[Problem statement]: Render the lines of each of the entries below as a numbered list, leaving out any blank lines.

[Information shown]:
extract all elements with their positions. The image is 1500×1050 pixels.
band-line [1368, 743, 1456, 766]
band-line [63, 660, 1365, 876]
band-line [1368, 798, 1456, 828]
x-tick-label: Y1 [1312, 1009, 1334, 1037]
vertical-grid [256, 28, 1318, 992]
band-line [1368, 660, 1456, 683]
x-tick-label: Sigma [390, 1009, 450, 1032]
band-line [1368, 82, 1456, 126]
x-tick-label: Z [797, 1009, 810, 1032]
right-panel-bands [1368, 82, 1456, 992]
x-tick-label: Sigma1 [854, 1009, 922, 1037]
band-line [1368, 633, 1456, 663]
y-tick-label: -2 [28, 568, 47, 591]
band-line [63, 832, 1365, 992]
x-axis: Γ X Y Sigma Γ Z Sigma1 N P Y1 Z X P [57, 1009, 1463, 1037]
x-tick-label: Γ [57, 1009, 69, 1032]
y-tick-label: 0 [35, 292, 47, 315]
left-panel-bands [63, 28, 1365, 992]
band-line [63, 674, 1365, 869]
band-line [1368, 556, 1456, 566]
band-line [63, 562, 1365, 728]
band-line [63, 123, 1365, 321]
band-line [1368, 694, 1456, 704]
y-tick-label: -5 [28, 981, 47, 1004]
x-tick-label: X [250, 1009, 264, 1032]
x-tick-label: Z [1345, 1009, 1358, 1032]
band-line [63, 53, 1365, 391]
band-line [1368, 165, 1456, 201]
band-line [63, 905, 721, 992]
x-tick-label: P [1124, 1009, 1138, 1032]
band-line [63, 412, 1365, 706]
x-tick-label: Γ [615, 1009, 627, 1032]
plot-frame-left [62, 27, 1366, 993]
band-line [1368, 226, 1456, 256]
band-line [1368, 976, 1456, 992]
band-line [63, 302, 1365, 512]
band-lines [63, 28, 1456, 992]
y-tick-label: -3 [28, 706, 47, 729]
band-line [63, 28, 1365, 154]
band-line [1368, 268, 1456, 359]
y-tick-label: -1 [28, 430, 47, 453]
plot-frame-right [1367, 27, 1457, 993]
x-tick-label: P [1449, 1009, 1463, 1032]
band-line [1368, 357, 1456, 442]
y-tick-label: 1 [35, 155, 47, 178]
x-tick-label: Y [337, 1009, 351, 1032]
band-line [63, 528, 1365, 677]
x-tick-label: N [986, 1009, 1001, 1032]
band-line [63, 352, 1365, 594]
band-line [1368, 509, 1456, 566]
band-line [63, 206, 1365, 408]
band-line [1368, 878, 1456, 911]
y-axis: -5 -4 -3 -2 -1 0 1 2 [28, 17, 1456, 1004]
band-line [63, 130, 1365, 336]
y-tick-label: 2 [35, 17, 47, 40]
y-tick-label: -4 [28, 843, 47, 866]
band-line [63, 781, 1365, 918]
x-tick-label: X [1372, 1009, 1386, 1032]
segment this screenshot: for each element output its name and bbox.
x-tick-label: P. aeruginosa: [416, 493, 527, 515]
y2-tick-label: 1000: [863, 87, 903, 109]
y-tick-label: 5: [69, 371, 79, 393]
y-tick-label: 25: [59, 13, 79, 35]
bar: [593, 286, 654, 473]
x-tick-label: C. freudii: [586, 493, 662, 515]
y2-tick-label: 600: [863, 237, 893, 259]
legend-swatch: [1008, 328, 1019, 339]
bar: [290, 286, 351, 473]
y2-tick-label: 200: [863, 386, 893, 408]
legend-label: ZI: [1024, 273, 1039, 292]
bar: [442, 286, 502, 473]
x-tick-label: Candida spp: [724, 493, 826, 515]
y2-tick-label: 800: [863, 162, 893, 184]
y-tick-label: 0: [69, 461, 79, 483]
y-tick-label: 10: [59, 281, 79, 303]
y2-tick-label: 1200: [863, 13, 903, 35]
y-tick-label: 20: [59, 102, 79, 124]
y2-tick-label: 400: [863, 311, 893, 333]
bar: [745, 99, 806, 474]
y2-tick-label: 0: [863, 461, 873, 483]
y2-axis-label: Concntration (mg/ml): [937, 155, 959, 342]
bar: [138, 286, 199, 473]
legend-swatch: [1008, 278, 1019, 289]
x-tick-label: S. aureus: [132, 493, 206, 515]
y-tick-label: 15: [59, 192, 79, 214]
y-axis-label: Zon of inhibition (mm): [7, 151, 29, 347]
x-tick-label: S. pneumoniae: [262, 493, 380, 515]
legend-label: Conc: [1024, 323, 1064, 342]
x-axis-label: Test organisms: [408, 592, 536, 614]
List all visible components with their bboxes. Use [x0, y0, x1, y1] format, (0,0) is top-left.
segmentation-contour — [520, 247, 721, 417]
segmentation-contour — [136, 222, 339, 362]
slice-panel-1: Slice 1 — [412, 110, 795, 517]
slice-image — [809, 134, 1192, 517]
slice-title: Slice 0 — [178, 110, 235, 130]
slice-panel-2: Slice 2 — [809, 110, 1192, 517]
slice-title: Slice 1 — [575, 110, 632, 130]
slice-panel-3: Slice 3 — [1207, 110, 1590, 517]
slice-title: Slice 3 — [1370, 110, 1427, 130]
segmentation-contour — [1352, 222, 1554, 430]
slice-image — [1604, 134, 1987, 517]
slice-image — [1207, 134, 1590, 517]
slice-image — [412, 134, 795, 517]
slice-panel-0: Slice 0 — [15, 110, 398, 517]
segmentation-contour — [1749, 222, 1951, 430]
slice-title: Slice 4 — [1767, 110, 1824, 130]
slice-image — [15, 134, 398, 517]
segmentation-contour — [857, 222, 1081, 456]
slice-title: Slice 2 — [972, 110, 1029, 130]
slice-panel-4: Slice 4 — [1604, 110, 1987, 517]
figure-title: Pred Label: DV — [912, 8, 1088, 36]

[Result of this task]:
1. extract all elements with their positions. The image is 1500×1050 pixels.
2. band-line [1368, 743, 1456, 766]
3. band-line [63, 660, 1365, 876]
4. band-line [1368, 798, 1456, 828]
5. x-tick-label: Y1 [1312, 1009, 1334, 1037]
6. vertical-grid [256, 28, 1318, 992]
7. band-line [1368, 660, 1456, 683]
8. x-tick-label: Sigma [390, 1009, 450, 1032]
9. band-line [1368, 82, 1456, 126]
10. x-tick-label: Z [797, 1009, 810, 1032]
11. right-panel-bands [1368, 82, 1456, 992]
12. x-tick-label: Sigma1 [854, 1009, 922, 1037]
13. band-line [1368, 633, 1456, 663]
14. y-tick-label: -2 [28, 568, 47, 591]
15. band-line [63, 832, 1365, 992]
16. x-axis: Γ X Y Sigma Γ Z Sigma1 N P Y1 Z X P [57, 1009, 1463, 1037]
17. x-tick-label: Γ [57, 1009, 69, 1032]
18. y-tick-label: 0 [35, 292, 47, 315]
19. left-panel-bands [63, 28, 1365, 992]
20. band-line [63, 674, 1365, 869]
21. band-line [1368, 556, 1456, 566]
22. band-line [63, 562, 1365, 728]
23. band-line [63, 123, 1365, 321]
24. band-line [1368, 694, 1456, 704]
25. y-tick-label: -5 [28, 981, 47, 1004]
26. x-tick-label: X [250, 1009, 264, 1032]
27. x-tick-label: Z [1345, 1009, 1358, 1032]
28. band-line [63, 53, 1365, 391]
29. band-line [1368, 165, 1456, 201]
30. band-line [63, 905, 721, 992]
31. x-tick-label: P [1124, 1009, 1138, 1032]
32. band-line [63, 412, 1365, 706]
33. x-tick-label: Γ [615, 1009, 627, 1032]
34. plot-frame-left [62, 27, 1366, 993]
35. band-line [1368, 226, 1456, 256]
36. band-line [1368, 976, 1456, 992]
37. band-line [63, 302, 1365, 512]
38. band-lines [63, 28, 1456, 992]
39. y-tick-label: -3 [28, 706, 47, 729]
40. band-line [63, 28, 1365, 154]
41. band-line [1368, 268, 1456, 359]
42. y-tick-label: -1 [28, 430, 47, 453]
43. plot-frame-right [1367, 27, 1457, 993]
44. x-tick-label: P [1449, 1009, 1463, 1032]
45. band-line [1368, 357, 1456, 442]
46. y-tick-label: 1 [35, 155, 47, 178]
47. x-tick-label: Y [337, 1009, 351, 1032]
48. band-line [63, 528, 1365, 677]
49. x-tick-label: N [986, 1009, 1001, 1032]
50. band-line [63, 352, 1365, 594]
51. band-line [1368, 509, 1456, 566]
52. band-line [63, 206, 1365, 408]
53. band-line [1368, 878, 1456, 911]
54. y-axis: -5 -4 -3 -2 -1 0 1 2 [28, 17, 1456, 1004]
55. band-line [63, 130, 1365, 336]
56. y-tick-label: 2 [35, 17, 47, 40]
57. y-tick-label: -4 [28, 843, 47, 866]
58. band-line [63, 781, 1365, 918]
59. x-tick-label: X [1372, 1009, 1386, 1032]
60. segment this screenshot: for each element output its name and bbox.
61. x-tick-label: P. aeruginosa: [416, 493, 527, 515]
62. y2-tick-label: 1000: [863, 87, 903, 109]
63. y-tick-label: 5: [69, 371, 79, 393]
64. y-tick-label: 25: [59, 13, 79, 35]
65. bar: [593, 286, 654, 473]
66. x-tick-label: C. freudii: [586, 493, 662, 515]
67. y2-tick-label: 600: [863, 237, 893, 259]
68. legend-swatch: [1008, 328, 1019, 339]
69. bar: [290, 286, 351, 473]
70. y2-tick-label: 200: [863, 386, 893, 408]
71. legend-label: ZI: [1024, 273, 1039, 292]
72. bar: [442, 286, 502, 473]
73. x-tick-label: Candida spp: [724, 493, 826, 515]
74. y2-tick-label: 800: [863, 162, 893, 184]
75. y-tick-label: 0: [69, 461, 79, 483]
76. y-tick-label: 10: [59, 281, 79, 303]
77. y2-tick-label: 1200: [863, 13, 903, 35]
78. y-tick-label: 20: [59, 102, 79, 124]
79. y2-tick-label: 400: [863, 311, 893, 333]
80. bar: [745, 99, 806, 474]
81. y2-tick-label: 0: [863, 461, 873, 483]
82. y2-axis-label: Concntration (mg/ml): [937, 155, 959, 342]
83. bar: [138, 286, 199, 473]
84. legend-swatch: [1008, 278, 1019, 289]
85. x-tick-label: S. aureus: [132, 493, 206, 515]
86. y-tick-label: 15: [59, 192, 79, 214]
87. y-axis-label: Zon of inhibition (mm): [7, 151, 29, 347]
88. x-tick-label: S. pneumoniae: [262, 493, 380, 515]
89. legend-label: Conc: [1024, 323, 1064, 342]
90. x-axis-label: Test organisms: [408, 592, 536, 614]
91. List all visible components with their bboxes. Use [x0, y0, x1, y1] format, (0,0) is top-left.
92. segmentation-contour — [520, 247, 721, 417]
93. segmentation-contour — [136, 222, 339, 362]
94. slice-panel-1: Slice 1 — [412, 110, 795, 517]
95. slice-image — [809, 134, 1192, 517]
96. slice-title: Slice 0 — [178, 110, 235, 130]
97. slice-panel-2: Slice 2 — [809, 110, 1192, 517]
98. slice-title: Slice 1 — [575, 110, 632, 130]
99. slice-panel-3: Slice 3 — [1207, 110, 1590, 517]
100. slice-title: Slice 3 — [1370, 110, 1427, 130]
101. segmentation-contour — [1352, 222, 1554, 430]
102. slice-image — [1604, 134, 1987, 517]
103. slice-image — [1207, 134, 1590, 517]
104. slice-image — [412, 134, 795, 517]
105. slice-panel-0: Slice 0 — [15, 110, 398, 517]
106. segmentation-contour — [1749, 222, 1951, 430]
107. slice-title: Slice 4 — [1767, 110, 1824, 130]
108. slice-image — [15, 134, 398, 517]
109. segmentation-contour — [857, 222, 1081, 456]
110. slice-title: Slice 2 — [972, 110, 1029, 130]
111. slice-panel-4: Slice 4 — [1604, 110, 1987, 517]
112. figure-title: Pred Label: DV — [912, 8, 1088, 36]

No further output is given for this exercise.